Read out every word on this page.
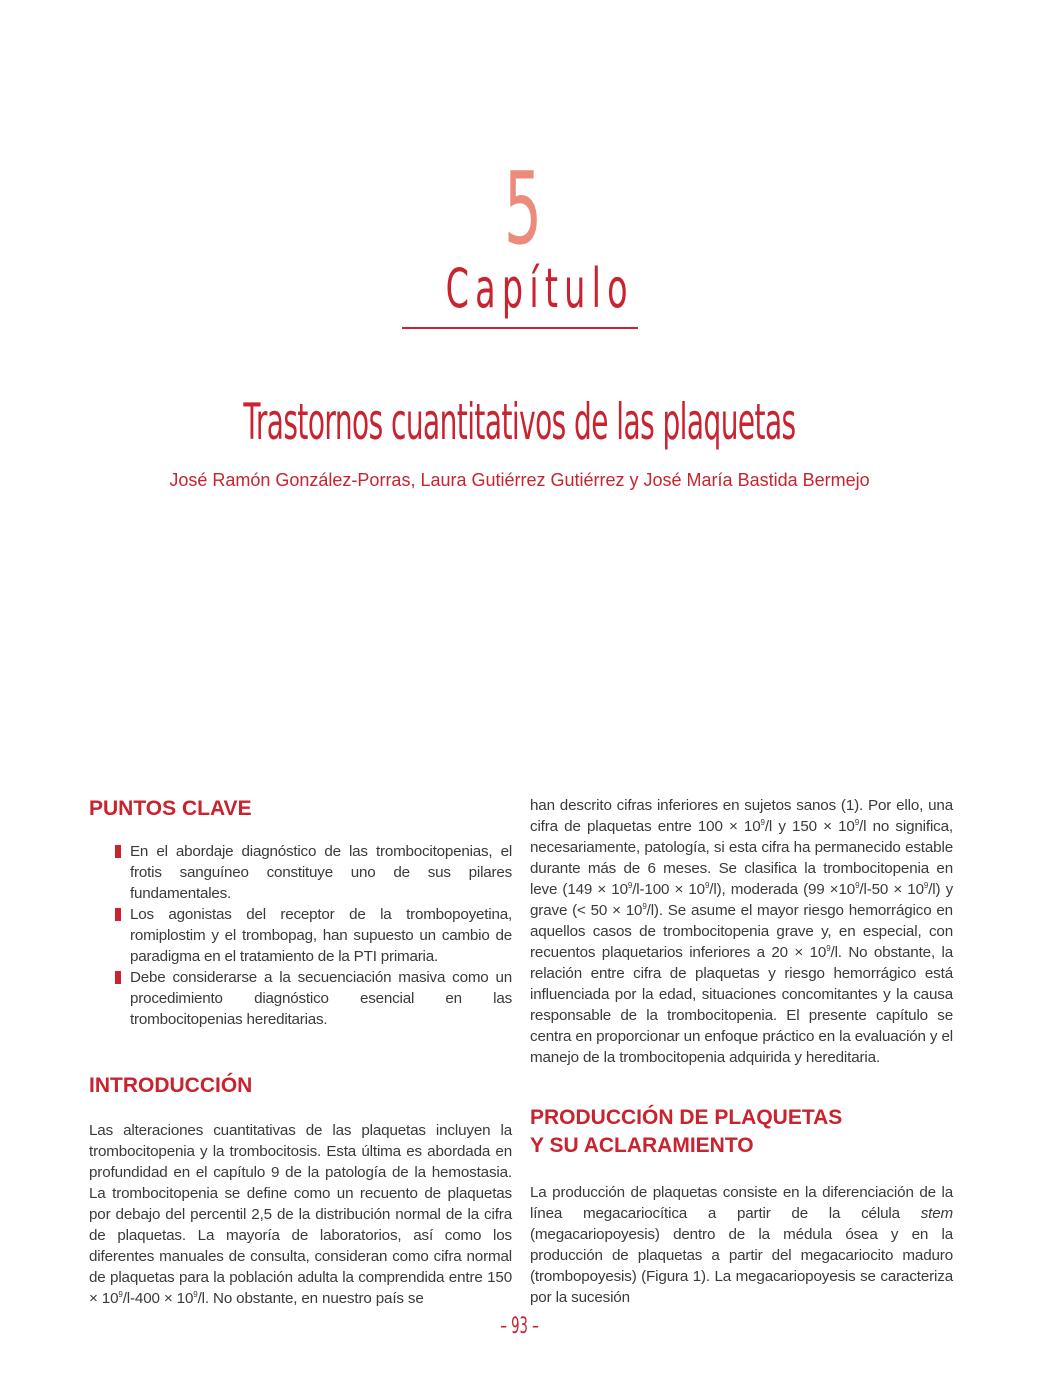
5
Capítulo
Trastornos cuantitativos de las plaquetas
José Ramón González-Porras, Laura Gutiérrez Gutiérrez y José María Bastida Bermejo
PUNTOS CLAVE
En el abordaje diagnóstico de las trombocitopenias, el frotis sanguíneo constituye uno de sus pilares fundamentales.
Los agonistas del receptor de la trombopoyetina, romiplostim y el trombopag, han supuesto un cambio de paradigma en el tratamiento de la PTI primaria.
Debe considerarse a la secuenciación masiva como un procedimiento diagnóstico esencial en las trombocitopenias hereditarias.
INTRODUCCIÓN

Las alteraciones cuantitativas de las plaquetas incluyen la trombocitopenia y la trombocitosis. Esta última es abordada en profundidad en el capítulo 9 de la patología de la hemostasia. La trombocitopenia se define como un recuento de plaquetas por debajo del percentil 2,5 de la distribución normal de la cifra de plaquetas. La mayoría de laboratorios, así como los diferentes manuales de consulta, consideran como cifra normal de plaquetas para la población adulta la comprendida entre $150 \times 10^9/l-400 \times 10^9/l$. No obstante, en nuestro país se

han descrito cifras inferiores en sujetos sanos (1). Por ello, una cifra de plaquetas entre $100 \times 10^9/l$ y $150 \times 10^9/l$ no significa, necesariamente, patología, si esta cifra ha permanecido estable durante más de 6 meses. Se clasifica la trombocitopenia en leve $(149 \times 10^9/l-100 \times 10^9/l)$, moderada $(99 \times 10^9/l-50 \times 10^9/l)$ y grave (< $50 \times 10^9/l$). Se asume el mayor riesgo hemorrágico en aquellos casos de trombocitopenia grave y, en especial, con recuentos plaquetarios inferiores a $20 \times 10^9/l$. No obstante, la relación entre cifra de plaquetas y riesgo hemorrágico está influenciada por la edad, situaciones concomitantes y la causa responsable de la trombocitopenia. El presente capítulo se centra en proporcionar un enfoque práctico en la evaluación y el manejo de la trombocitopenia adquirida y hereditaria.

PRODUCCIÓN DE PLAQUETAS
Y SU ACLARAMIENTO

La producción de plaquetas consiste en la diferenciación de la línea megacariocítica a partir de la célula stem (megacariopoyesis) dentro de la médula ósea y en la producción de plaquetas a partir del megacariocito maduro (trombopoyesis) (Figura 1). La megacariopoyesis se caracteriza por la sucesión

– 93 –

------------------------------

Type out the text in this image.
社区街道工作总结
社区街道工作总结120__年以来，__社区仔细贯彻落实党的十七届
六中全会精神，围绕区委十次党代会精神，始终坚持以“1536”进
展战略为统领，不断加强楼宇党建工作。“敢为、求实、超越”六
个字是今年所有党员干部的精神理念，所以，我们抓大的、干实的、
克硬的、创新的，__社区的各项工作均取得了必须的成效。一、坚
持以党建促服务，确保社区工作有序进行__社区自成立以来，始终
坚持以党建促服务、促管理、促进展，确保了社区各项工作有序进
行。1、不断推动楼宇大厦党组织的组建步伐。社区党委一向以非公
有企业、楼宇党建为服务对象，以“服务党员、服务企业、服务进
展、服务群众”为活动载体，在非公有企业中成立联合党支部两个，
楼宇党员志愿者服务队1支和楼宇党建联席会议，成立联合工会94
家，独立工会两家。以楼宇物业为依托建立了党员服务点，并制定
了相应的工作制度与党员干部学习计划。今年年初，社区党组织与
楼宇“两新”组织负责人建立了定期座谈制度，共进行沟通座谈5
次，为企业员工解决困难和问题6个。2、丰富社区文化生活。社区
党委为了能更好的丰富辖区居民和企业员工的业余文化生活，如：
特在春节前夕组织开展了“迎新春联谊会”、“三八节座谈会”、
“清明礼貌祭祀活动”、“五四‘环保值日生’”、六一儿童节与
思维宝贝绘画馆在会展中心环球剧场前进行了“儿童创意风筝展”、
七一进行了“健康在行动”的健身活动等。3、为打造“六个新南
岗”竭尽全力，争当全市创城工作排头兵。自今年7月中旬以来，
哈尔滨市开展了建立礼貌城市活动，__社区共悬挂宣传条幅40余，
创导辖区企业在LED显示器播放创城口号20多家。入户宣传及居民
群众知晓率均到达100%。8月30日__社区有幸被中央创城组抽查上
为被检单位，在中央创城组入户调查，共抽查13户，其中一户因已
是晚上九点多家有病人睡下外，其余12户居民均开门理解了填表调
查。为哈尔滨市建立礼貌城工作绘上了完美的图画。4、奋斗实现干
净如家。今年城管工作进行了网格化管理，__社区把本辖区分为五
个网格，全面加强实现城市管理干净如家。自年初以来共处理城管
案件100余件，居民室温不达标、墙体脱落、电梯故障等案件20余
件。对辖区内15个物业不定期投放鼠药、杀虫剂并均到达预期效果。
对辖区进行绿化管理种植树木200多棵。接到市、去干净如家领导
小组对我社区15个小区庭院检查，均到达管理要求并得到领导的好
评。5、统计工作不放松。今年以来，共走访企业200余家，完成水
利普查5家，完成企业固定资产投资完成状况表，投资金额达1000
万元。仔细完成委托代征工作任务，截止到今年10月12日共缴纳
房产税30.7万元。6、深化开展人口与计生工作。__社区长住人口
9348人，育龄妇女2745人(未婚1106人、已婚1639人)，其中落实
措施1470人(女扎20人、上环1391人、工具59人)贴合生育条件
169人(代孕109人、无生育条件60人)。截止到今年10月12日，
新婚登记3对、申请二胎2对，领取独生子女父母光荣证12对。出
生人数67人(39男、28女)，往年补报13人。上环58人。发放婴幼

------------------------------

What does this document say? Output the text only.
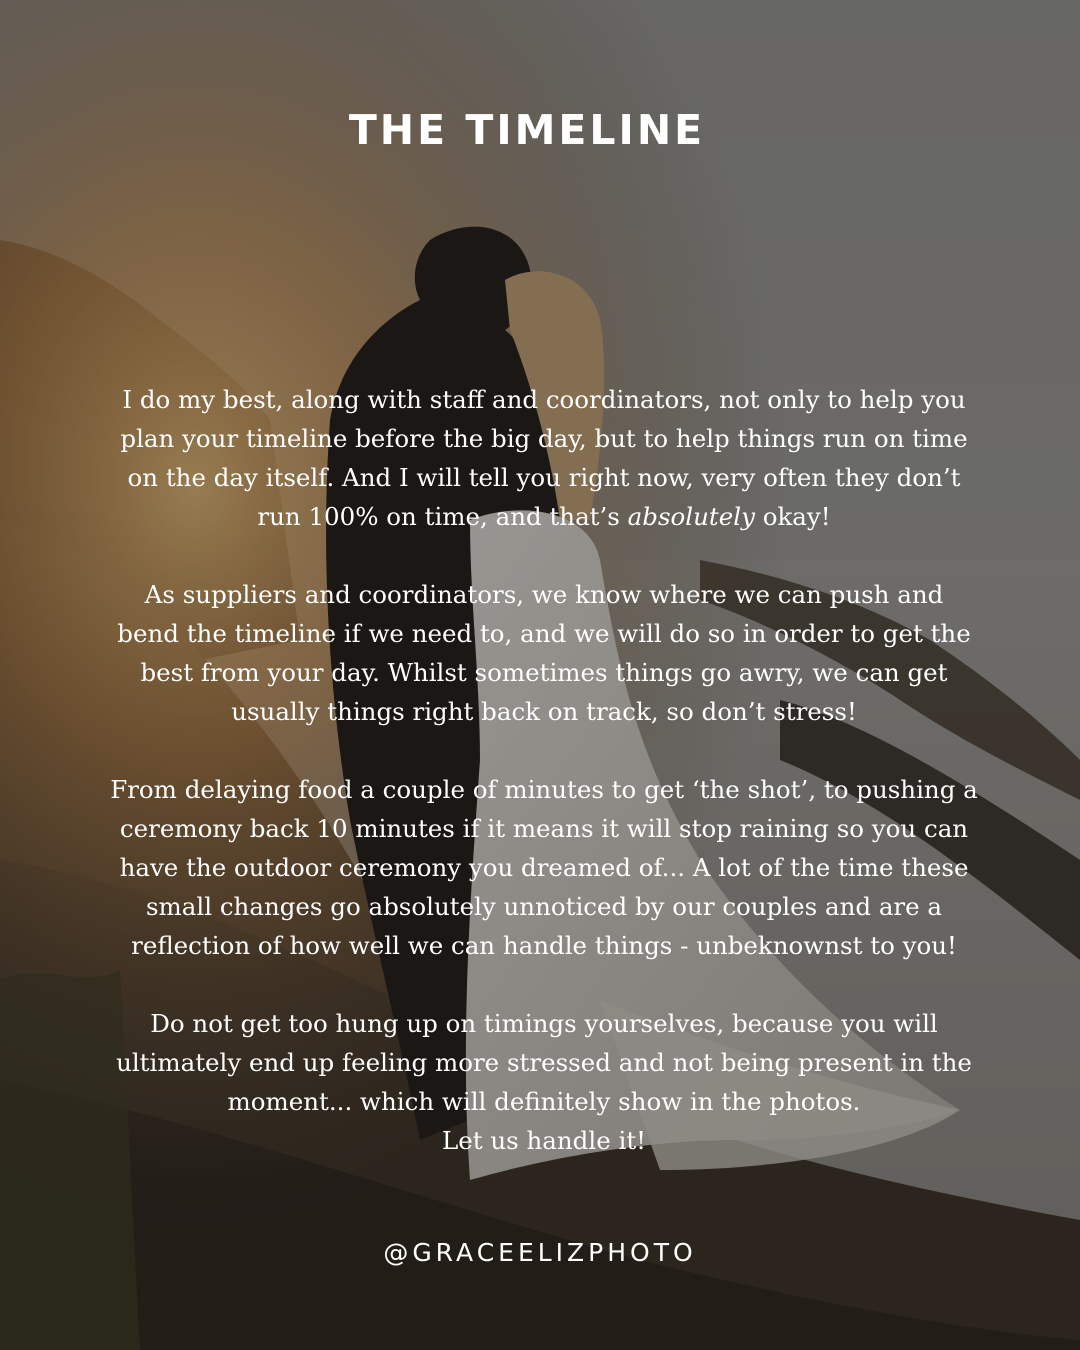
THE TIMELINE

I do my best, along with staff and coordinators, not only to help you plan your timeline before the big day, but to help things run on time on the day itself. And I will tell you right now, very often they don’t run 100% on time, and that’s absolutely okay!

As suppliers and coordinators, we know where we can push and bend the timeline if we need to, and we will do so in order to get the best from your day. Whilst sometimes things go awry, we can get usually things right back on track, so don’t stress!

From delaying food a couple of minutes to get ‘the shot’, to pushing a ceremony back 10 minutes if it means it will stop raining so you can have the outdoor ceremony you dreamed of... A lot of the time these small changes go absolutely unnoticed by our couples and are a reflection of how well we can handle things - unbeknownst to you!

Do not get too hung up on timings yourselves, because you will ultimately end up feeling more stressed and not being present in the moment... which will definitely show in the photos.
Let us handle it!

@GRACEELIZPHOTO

------------------------------

Task statement: Determine how many lines of the records above contain the word "absolutely", and report only that number.

Reply: 2